**PROBLEM REQUIREMENTS:**
Make a tally of the lines in the records that include the string "name", and give only that number.
## START
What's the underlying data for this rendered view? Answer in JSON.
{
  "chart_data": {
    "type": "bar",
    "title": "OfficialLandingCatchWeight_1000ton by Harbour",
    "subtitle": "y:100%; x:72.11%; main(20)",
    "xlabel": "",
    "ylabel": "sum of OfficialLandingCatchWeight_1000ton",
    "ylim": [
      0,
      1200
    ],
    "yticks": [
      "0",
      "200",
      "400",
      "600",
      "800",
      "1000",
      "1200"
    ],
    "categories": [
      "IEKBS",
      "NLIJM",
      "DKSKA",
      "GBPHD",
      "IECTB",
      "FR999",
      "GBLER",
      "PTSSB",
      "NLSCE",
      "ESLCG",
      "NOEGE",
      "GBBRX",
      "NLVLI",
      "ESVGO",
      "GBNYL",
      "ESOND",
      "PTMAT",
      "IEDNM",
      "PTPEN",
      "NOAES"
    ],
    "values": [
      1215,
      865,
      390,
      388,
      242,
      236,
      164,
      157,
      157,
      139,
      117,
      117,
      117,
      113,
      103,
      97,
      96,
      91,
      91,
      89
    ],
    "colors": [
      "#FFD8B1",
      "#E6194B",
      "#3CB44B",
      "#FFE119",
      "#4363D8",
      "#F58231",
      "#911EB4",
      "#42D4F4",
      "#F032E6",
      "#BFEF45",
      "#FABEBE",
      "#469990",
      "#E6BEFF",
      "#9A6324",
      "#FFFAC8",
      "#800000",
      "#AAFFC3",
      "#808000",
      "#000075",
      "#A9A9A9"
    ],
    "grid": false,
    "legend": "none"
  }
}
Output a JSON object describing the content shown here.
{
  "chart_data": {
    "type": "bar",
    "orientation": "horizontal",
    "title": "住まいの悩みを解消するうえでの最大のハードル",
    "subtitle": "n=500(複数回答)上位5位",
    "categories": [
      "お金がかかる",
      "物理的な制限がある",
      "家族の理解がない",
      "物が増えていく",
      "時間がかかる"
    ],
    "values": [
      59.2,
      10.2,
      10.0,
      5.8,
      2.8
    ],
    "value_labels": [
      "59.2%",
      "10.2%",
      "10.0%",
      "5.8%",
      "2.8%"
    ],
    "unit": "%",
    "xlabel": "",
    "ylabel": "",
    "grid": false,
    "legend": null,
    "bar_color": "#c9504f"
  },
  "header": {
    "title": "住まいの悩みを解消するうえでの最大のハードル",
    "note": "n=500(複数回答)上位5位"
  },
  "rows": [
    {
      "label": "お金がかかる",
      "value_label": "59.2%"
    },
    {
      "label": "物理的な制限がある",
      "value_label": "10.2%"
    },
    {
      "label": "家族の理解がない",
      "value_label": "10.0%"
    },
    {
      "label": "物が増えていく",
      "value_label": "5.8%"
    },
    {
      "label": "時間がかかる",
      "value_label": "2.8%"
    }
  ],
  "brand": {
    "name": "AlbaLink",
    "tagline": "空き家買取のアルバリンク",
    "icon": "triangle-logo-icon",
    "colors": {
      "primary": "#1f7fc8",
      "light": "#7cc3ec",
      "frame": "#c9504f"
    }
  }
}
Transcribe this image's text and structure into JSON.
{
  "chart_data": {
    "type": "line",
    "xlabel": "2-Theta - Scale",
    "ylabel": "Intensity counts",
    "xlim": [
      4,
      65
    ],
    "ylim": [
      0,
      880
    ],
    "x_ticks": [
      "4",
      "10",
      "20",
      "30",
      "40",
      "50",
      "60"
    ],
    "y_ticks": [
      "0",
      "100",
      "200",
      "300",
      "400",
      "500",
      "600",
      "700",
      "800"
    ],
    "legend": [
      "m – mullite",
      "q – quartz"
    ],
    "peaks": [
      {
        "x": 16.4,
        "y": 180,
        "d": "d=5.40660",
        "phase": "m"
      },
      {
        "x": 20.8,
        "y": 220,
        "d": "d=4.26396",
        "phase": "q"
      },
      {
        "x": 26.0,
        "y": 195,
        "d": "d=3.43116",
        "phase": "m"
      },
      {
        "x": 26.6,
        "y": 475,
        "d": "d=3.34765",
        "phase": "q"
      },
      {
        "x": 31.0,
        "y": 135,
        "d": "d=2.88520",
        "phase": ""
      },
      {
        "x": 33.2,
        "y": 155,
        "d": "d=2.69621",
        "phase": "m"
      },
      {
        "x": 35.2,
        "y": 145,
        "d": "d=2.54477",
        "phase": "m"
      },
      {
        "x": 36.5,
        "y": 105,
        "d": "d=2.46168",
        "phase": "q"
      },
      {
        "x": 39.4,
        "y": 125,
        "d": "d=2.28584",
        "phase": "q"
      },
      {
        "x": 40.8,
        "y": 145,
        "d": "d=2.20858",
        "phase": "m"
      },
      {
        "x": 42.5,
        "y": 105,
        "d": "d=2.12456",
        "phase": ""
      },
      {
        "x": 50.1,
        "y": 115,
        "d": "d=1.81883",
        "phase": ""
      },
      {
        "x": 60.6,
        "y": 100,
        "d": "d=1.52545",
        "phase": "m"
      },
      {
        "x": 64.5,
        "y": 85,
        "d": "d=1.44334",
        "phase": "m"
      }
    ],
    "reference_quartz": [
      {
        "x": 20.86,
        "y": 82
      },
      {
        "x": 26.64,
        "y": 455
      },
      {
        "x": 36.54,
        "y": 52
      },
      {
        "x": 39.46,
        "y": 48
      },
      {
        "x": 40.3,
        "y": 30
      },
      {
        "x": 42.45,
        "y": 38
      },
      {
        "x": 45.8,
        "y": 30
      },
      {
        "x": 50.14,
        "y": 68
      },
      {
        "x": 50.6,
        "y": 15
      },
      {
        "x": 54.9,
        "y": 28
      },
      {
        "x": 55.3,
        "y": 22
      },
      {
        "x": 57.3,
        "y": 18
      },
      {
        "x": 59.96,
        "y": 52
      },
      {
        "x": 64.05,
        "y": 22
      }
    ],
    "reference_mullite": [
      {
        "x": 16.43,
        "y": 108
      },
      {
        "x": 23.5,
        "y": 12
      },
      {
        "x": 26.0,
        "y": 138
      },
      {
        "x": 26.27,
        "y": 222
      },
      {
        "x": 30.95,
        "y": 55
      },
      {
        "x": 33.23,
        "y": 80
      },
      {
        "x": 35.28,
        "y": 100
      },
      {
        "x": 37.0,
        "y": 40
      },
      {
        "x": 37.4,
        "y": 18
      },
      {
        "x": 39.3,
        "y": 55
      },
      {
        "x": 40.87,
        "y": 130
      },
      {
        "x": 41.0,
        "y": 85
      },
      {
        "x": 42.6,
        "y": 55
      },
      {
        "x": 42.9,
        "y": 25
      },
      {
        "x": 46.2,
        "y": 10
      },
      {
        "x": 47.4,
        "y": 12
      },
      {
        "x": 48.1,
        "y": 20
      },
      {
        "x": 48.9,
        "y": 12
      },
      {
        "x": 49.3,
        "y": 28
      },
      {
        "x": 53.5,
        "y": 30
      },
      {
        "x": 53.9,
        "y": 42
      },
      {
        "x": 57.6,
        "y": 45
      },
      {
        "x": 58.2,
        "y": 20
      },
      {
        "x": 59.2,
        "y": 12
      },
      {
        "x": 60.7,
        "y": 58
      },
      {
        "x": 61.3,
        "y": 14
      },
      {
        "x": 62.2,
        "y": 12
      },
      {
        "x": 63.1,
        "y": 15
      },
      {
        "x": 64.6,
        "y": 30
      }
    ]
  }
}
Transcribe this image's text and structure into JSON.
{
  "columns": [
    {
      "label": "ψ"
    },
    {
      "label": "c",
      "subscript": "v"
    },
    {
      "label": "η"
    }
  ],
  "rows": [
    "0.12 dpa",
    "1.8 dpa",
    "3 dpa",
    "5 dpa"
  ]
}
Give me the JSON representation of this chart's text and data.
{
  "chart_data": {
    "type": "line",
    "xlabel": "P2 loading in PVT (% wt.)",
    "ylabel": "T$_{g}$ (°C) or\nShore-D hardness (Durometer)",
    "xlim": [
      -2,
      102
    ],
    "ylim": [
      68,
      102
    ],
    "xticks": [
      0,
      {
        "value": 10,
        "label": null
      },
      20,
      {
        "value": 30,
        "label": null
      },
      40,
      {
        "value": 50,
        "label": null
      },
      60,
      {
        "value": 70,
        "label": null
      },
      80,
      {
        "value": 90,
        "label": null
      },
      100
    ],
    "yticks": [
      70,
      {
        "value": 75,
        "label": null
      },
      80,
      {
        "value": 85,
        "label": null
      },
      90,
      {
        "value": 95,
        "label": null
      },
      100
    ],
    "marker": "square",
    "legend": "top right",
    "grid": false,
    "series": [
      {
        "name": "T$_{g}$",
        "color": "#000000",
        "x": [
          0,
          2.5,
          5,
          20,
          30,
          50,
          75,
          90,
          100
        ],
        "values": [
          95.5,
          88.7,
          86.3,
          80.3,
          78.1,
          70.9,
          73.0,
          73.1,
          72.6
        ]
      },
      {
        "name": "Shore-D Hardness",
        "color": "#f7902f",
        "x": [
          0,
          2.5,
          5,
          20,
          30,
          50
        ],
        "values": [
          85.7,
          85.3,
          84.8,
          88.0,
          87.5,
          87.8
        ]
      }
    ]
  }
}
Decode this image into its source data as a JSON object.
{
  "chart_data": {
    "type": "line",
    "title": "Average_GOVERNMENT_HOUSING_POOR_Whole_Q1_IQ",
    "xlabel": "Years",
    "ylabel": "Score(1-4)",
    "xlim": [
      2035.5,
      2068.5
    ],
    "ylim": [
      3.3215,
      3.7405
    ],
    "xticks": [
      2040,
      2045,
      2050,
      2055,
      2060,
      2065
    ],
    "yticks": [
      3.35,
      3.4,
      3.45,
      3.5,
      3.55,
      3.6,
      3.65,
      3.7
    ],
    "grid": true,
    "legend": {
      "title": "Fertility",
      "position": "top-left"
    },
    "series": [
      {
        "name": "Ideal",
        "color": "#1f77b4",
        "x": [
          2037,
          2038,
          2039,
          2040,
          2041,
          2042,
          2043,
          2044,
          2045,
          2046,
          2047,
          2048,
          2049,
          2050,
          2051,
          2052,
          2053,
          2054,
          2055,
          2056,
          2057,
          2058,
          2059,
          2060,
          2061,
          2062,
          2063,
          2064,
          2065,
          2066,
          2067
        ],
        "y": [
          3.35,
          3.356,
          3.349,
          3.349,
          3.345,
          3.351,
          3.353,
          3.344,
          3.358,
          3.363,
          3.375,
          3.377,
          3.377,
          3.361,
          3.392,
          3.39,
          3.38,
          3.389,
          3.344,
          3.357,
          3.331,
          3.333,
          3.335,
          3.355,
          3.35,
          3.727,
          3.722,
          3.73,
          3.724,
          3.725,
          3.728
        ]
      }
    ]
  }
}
## END
**RESPONSE TO THIS TASK:**
4